** Begin Material for this task **

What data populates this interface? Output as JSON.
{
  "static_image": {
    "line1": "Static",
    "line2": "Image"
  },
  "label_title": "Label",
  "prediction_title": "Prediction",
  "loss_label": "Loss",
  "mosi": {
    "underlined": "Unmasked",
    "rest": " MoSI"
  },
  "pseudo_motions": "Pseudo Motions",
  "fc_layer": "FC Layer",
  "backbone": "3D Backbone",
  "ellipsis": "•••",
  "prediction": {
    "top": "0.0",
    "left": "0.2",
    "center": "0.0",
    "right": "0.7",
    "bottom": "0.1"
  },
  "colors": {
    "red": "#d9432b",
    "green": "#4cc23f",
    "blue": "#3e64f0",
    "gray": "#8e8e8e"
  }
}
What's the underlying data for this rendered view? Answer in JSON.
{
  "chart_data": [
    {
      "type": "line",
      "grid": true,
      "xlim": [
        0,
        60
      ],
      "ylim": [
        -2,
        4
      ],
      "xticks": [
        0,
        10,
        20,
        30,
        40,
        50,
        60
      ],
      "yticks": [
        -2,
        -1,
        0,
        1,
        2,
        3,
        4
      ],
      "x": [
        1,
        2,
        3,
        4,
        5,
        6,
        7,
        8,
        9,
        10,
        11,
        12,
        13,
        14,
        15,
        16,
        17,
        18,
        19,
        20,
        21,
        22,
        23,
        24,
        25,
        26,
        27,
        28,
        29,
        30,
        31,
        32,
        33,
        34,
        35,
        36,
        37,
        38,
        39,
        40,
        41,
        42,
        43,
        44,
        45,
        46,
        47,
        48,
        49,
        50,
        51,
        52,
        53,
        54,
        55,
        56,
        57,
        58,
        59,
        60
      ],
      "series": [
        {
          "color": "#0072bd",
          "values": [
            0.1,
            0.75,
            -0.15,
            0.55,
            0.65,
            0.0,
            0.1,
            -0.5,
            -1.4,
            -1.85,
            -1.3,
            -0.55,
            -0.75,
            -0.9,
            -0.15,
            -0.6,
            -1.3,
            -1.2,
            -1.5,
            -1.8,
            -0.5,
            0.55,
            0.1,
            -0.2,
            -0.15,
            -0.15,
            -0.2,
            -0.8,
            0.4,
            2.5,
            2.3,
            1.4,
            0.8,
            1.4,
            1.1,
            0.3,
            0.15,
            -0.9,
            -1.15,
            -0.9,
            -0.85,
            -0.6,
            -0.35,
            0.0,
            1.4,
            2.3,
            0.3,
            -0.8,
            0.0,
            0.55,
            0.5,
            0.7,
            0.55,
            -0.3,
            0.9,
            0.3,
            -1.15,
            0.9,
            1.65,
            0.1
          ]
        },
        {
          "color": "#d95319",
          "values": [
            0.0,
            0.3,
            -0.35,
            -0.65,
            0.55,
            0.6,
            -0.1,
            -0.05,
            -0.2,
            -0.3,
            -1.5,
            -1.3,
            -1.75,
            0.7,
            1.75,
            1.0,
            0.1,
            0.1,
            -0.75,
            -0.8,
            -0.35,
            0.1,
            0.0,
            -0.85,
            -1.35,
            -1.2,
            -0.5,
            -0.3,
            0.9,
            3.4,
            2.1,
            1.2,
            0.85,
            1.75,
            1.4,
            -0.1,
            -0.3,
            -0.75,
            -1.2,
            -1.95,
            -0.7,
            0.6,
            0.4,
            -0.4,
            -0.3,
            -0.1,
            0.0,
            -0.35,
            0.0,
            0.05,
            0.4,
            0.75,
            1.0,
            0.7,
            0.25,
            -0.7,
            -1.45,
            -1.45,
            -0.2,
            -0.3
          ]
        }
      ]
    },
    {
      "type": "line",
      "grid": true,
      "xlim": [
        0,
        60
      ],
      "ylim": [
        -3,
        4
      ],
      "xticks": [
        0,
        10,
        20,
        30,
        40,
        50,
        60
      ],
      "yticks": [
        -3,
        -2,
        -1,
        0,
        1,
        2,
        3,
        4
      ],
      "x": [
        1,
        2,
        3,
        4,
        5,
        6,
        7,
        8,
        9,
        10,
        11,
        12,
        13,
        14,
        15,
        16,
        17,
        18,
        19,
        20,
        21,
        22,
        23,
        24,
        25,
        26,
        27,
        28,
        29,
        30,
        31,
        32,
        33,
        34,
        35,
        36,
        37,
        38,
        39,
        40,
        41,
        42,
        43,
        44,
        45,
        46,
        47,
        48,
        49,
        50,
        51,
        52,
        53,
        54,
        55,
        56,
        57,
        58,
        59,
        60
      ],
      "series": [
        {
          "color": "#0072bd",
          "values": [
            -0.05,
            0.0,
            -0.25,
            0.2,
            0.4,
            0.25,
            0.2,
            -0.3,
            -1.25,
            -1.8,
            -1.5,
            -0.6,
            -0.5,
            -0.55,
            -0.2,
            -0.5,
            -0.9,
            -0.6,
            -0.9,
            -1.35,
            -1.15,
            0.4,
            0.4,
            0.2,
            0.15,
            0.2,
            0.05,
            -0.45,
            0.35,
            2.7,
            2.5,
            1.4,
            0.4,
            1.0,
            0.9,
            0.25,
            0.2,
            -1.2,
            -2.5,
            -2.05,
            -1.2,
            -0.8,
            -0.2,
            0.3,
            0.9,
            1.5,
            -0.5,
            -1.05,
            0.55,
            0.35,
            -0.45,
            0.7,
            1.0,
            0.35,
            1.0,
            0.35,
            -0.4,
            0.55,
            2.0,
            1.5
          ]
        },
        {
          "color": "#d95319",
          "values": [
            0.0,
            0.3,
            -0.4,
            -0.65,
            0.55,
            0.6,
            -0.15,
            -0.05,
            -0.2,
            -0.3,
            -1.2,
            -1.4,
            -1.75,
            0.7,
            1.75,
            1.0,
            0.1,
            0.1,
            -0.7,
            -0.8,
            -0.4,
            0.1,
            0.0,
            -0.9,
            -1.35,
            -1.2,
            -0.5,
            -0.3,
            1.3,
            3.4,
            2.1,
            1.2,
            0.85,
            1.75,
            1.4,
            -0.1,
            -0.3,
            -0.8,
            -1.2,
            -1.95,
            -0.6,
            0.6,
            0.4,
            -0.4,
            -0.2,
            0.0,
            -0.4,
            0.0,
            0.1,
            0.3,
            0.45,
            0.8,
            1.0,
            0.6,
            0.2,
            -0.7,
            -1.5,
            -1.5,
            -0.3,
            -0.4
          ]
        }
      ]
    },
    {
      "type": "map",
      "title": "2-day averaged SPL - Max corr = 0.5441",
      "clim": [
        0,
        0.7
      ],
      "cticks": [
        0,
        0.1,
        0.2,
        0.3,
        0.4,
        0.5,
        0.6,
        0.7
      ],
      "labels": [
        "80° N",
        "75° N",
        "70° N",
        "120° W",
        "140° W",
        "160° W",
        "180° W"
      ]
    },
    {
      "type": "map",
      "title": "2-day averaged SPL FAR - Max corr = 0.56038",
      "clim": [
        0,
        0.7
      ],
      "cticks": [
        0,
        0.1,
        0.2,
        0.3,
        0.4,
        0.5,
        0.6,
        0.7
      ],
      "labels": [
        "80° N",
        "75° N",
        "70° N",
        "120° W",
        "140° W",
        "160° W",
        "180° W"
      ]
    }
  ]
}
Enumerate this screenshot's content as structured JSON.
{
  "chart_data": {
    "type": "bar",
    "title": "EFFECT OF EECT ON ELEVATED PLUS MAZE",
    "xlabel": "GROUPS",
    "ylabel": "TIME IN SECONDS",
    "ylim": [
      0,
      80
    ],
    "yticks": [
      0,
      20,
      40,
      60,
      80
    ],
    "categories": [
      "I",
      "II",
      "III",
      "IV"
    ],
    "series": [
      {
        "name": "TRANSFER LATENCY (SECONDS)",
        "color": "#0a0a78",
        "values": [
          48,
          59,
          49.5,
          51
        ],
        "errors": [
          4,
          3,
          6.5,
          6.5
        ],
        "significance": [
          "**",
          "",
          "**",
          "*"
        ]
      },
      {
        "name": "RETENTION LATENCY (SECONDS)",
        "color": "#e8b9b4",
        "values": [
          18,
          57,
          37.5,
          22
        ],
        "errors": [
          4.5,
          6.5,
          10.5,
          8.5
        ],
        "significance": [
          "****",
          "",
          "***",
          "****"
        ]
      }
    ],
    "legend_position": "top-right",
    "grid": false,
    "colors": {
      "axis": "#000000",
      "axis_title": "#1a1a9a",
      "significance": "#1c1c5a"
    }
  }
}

** End Material for this task **

From the records, copy every line that has the string "name" in it.

= Answer to the problem =
        "name": "TRANSFER LATENCY (SECONDS)",
        "name": "RETENTION LATENCY (SECONDS)",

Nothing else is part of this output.